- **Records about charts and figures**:
>>>>>

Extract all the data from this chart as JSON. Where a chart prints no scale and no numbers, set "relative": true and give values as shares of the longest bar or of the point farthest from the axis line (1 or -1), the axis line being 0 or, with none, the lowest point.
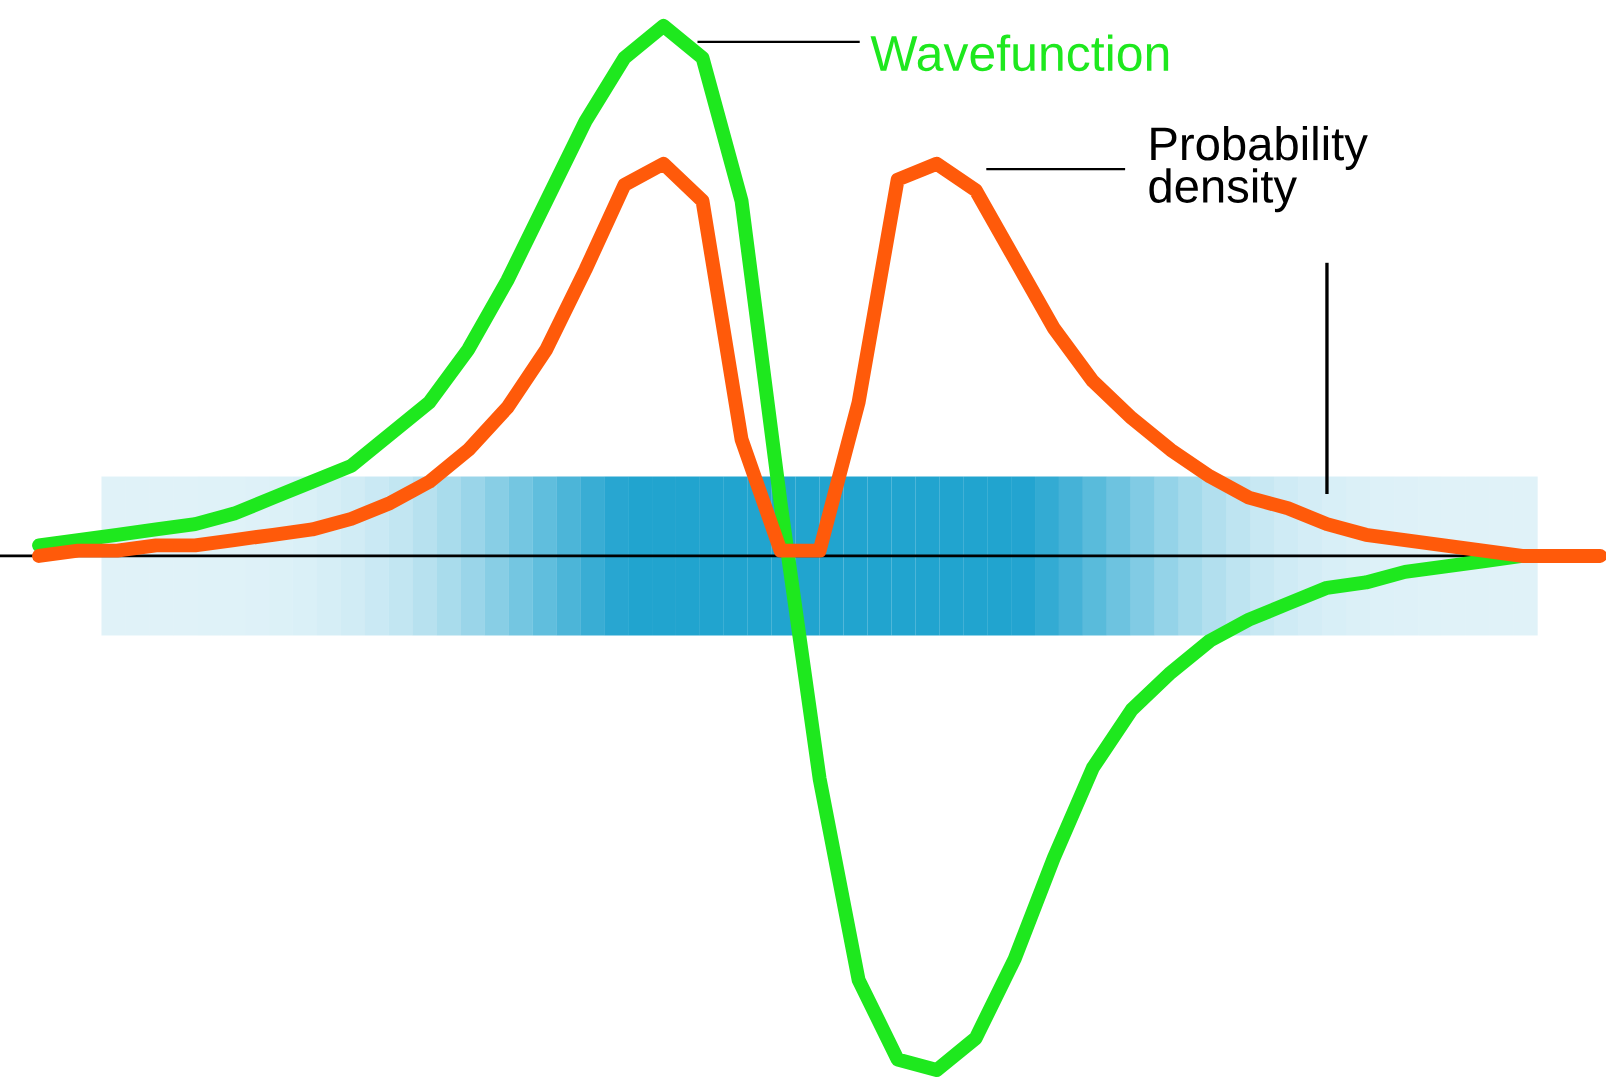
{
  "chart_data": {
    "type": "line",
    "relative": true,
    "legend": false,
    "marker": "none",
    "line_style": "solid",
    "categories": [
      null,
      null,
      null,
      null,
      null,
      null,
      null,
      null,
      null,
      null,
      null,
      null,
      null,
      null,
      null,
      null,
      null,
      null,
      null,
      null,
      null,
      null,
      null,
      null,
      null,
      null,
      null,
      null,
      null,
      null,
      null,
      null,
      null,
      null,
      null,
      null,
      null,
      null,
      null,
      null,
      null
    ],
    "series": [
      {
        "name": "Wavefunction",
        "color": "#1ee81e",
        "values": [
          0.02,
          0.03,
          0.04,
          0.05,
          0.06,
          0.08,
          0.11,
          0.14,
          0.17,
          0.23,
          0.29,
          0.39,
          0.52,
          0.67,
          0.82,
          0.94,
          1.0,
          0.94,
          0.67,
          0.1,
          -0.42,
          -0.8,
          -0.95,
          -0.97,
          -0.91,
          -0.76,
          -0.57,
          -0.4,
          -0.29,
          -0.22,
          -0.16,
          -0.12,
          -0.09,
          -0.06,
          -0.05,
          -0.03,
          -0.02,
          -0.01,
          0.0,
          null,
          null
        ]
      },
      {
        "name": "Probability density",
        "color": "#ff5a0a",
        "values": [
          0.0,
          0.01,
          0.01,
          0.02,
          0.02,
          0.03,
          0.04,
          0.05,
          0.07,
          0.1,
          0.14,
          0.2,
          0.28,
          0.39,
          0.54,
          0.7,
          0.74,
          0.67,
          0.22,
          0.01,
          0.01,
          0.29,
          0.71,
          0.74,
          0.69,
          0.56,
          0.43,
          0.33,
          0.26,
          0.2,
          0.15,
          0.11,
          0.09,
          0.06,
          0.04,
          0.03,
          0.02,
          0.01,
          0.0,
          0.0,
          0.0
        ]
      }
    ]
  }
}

<<<<<

- **Set problem**: Reply with nothing except the number of lines in the listing above that include "none".

- **Complete output**: 2